**TO DO:** Restate the entries below word for word, omitting nothing.

Data items

↓↓↓

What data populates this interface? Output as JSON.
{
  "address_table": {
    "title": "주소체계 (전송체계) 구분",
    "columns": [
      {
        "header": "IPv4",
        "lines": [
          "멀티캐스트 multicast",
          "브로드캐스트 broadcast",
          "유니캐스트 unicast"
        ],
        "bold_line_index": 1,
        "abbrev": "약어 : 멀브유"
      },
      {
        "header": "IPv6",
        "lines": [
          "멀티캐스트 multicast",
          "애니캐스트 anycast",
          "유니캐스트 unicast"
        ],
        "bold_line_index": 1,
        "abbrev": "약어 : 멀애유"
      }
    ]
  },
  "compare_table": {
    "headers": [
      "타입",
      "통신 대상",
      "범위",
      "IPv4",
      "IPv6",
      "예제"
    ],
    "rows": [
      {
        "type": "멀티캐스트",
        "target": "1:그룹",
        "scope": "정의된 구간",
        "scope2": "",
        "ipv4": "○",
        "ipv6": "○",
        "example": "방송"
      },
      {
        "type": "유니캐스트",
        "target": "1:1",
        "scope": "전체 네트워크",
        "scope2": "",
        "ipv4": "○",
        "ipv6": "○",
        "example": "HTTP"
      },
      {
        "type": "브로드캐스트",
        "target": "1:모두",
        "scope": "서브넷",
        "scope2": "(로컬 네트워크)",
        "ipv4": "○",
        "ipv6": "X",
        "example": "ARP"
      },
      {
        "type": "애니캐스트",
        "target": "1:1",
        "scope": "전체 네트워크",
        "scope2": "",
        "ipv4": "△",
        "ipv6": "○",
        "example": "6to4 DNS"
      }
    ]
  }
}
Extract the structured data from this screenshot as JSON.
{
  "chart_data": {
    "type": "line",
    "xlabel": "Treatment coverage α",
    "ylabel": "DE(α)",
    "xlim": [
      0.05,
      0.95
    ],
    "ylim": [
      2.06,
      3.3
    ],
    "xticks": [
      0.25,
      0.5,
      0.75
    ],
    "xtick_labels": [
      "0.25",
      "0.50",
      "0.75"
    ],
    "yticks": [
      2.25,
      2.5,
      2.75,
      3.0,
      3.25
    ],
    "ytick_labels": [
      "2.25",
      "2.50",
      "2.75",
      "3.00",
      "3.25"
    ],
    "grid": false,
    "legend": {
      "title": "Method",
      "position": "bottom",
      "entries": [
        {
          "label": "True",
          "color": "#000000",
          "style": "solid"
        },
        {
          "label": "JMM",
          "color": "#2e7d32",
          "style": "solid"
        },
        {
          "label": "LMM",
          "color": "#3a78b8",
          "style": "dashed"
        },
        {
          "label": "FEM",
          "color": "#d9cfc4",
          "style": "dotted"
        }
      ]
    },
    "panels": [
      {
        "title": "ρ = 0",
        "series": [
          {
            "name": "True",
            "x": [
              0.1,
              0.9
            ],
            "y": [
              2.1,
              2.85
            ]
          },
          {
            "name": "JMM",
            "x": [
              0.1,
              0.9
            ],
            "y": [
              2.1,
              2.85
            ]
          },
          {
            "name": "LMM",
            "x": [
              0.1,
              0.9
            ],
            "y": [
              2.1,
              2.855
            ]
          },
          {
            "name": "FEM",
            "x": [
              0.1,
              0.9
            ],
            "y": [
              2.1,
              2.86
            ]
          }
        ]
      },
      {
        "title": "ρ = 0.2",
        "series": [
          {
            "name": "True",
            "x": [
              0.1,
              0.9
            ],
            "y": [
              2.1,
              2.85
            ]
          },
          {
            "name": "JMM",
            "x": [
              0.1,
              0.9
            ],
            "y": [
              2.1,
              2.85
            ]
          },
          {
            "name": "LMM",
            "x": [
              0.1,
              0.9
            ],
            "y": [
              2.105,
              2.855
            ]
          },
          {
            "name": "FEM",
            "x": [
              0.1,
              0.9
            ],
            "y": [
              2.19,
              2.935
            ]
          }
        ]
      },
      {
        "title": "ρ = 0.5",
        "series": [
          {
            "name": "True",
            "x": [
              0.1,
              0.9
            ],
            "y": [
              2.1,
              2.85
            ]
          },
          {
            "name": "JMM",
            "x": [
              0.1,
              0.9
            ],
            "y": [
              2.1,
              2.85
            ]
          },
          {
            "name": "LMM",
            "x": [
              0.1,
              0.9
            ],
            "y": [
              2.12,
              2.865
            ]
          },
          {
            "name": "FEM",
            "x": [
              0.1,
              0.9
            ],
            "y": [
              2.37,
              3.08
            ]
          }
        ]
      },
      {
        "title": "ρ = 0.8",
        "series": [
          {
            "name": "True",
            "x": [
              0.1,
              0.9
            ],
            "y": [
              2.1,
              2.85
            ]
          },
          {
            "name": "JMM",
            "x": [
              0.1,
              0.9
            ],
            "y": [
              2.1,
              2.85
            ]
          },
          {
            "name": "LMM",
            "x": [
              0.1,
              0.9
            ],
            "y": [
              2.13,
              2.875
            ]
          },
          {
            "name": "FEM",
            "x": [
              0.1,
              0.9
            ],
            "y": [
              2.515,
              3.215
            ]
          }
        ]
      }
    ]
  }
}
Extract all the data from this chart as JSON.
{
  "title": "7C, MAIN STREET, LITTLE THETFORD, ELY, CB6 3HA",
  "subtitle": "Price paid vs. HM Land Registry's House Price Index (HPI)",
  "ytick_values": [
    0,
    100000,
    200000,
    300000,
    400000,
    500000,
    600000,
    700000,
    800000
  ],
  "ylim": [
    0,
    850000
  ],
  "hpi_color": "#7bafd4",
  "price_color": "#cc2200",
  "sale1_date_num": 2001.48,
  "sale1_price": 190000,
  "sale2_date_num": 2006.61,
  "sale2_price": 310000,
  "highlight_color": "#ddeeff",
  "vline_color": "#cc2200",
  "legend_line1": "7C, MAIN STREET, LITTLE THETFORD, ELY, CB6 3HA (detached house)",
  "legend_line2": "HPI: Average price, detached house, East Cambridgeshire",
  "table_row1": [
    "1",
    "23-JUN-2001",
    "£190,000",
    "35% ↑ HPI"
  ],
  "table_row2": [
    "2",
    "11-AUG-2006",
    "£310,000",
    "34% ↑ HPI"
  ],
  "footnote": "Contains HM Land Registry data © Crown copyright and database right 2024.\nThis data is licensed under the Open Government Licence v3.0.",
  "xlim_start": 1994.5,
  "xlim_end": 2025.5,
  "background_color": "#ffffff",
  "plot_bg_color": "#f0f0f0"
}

↑↑↑

**TASK RESULT:**
What data populates this interface? Output as JSON.
{
  "address_table": {
    "title": "주소체계 (전송체계) 구분",
    "columns": [
      {
        "header": "IPv4",
        "lines": [
          "멀티캐스트 multicast",
          "브로드캐스트 broadcast",
          "유니캐스트 unicast"
        ],
        "bold_line_index": 1,
        "abbrev": "약어 : 멀브유"
      },
      {
        "header": "IPv6",
        "lines": [
          "멀티캐스트 multicast",
          "애니캐스트 anycast",
          "유니캐스트 unicast"
        ],
        "bold_line_index": 1,
        "abbrev": "약어 : 멀애유"
      }
    ]
  },
  "compare_table": {
    "headers": [
      "타입",
      "통신 대상",
      "범위",
      "IPv4",
      "IPv6",
      "예제"
    ],
    "rows": [
      {
        "type": "멀티캐스트",
        "target": "1:그룹",
        "scope": "정의된 구간",
        "scope2": "",
        "ipv4": "○",
        "ipv6": "○",
        "example": "방송"
      },
      {
        "type": "유니캐스트",
        "target": "1:1",
        "scope": "전체 네트워크",
        "scope2": "",
        "ipv4": "○",
        "ipv6": "○",
        "example": "HTTP"
      },
      {
        "type": "브로드캐스트",
        "target": "1:모두",
        "scope": "서브넷",
        "scope2": "(로컬 네트워크)",
        "ipv4": "○",
        "ipv6": "X",
        "example": "ARP"
      },
      {
        "type": "애니캐스트",
        "target": "1:1",
        "scope": "전체 네트워크",
        "scope2": "",
        "ipv4": "△",
        "ipv6": "○",
        "example": "6to4 DNS"
      }
    ]
  }
}
Extract the structured data from this screenshot as JSON.
{
  "chart_data": {
    "type": "line",
    "xlabel": "Treatment coverage α",
    "ylabel": "DE(α)",
    "xlim": [
      0.05,
      0.95
    ],
    "ylim": [
      2.06,
      3.3
    ],
    "xticks": [
      0.25,
      0.5,
      0.75
    ],
    "xtick_labels": [
      "0.25",
      "0.50",
      "0.75"
    ],
    "yticks": [
      2.25,
      2.5,
      2.75,
      3.0,
      3.25
    ],
    "ytick_labels": [
      "2.25",
      "2.50",
      "2.75",
      "3.00",
      "3.25"
    ],
    "grid": false,
    "legend": {
      "title": "Method",
      "position": "bottom",
      "entries": [
        {
          "label": "True",
          "color": "#000000",
          "style": "solid"
        },
        {
          "label": "JMM",
          "color": "#2e7d32",
          "style": "solid"
        },
        {
          "label": "LMM",
          "color": "#3a78b8",
          "style": "dashed"
        },
        {
          "label": "FEM",
          "color": "#d9cfc4",
          "style": "dotted"
        }
      ]
    },
    "panels": [
      {
        "title": "ρ = 0",
        "series": [
          {
            "name": "True",
            "x": [
              0.1,
              0.9
            ],
            "y": [
              2.1,
              2.85
            ]
          },
          {
            "name": "JMM",
            "x": [
              0.1,
              0.9
            ],
            "y": [
              2.1,
              2.85
            ]
          },
          {
            "name": "LMM",
            "x": [
              0.1,
              0.9
            ],
            "y": [
              2.1,
              2.855
            ]
          },
          {
            "name": "FEM",
            "x": [
              0.1,
              0.9
            ],
            "y": [
              2.1,
              2.86
            ]
          }
        ]
      },
      {
        "title": "ρ = 0.2",
        "series": [
          {
            "name": "True",
            "x": [
              0.1,
              0.9
            ],
            "y": [
              2.1,
              2.85
            ]
          },
          {
            "name": "JMM",
            "x": [
              0.1,
              0.9
            ],
            "y": [
              2.1,
              2.85
            ]
          },
          {
            "name": "LMM",
            "x": [
              0.1,
              0.9
            ],
            "y": [
              2.105,
              2.855
            ]
          },
          {
            "name": "FEM",
            "x": [
              0.1,
              0.9
            ],
            "y": [
              2.19,
              2.935
            ]
          }
        ]
      },
      {
        "title": "ρ = 0.5",
        "series": [
          {
            "name": "True",
            "x": [
              0.1,
              0.9
            ],
            "y": [
              2.1,
              2.85
            ]
          },
          {
            "name": "JMM",
            "x": [
              0.1,
              0.9
            ],
            "y": [
              2.1,
              2.85
            ]
          },
          {
            "name": "LMM",
            "x": [
              0.1,
              0.9
            ],
            "y": [
              2.12,
              2.865
            ]
          },
          {
            "name": "FEM",
            "x": [
              0.1,
              0.9
            ],
            "y": [
              2.37,
              3.08
            ]
          }
        ]
      },
      {
        "title": "ρ = 0.8",
        "series": [
          {
            "name": "True",
            "x": [
              0.1,
              0.9
            ],
            "y": [
              2.1,
              2.85
            ]
          },
          {
            "name": "JMM",
            "x": [
              0.1,
              0.9
            ],
            "y": [
              2.1,
              2.85
            ]
          },
          {
            "name": "LMM",
            "x": [
              0.1,
              0.9
            ],
            "y": [
              2.13,
              2.875
            ]
          },
          {
            "name": "FEM",
            "x": [
              0.1,
              0.9
            ],
            "y": [
              2.515,
              3.215
            ]
          }
        ]
      }
    ]
  }
}
Extract all the data from this chart as JSON.
{
  "title": "7C, MAIN STREET, LITTLE THETFORD, ELY, CB6 3HA",
  "subtitle": "Price paid vs. HM Land Registry's House Price Index (HPI)",
  "ytick_values": [
    0,
    100000,
    200000,
    300000,
    400000,
    500000,
    600000,
    700000,
    800000
  ],
  "ylim": [
    0,
    850000
  ],
  "hpi_color": "#7bafd4",
  "price_color": "#cc2200",
  "sale1_date_num": 2001.48,
  "sale1_price": 190000,
  "sale2_date_num": 2006.61,
  "sale2_price": 310000,
  "highlight_color": "#ddeeff",
  "vline_color": "#cc2200",
  "legend_line1": "7C, MAIN STREET, LITTLE THETFORD, ELY, CB6 3HA (detached house)",
  "legend_line2": "HPI: Average price, detached house, East Cambridgeshire",
  "table_row1": [
    "1",
    "23-JUN-2001",
    "£190,000",
    "35% ↑ HPI"
  ],
  "table_row2": [
    "2",
    "11-AUG-2006",
    "£310,000",
    "34% ↑ HPI"
  ],
  "footnote": "Contains HM Land Registry data © Crown copyright and database right 2024.\nThis data is licensed under the Open Government Licence v3.0.",
  "xlim_start": 1994.5,
  "xlim_end": 2025.5,
  "background_color": "#ffffff",
  "plot_bg_color": "#f0f0f0"
}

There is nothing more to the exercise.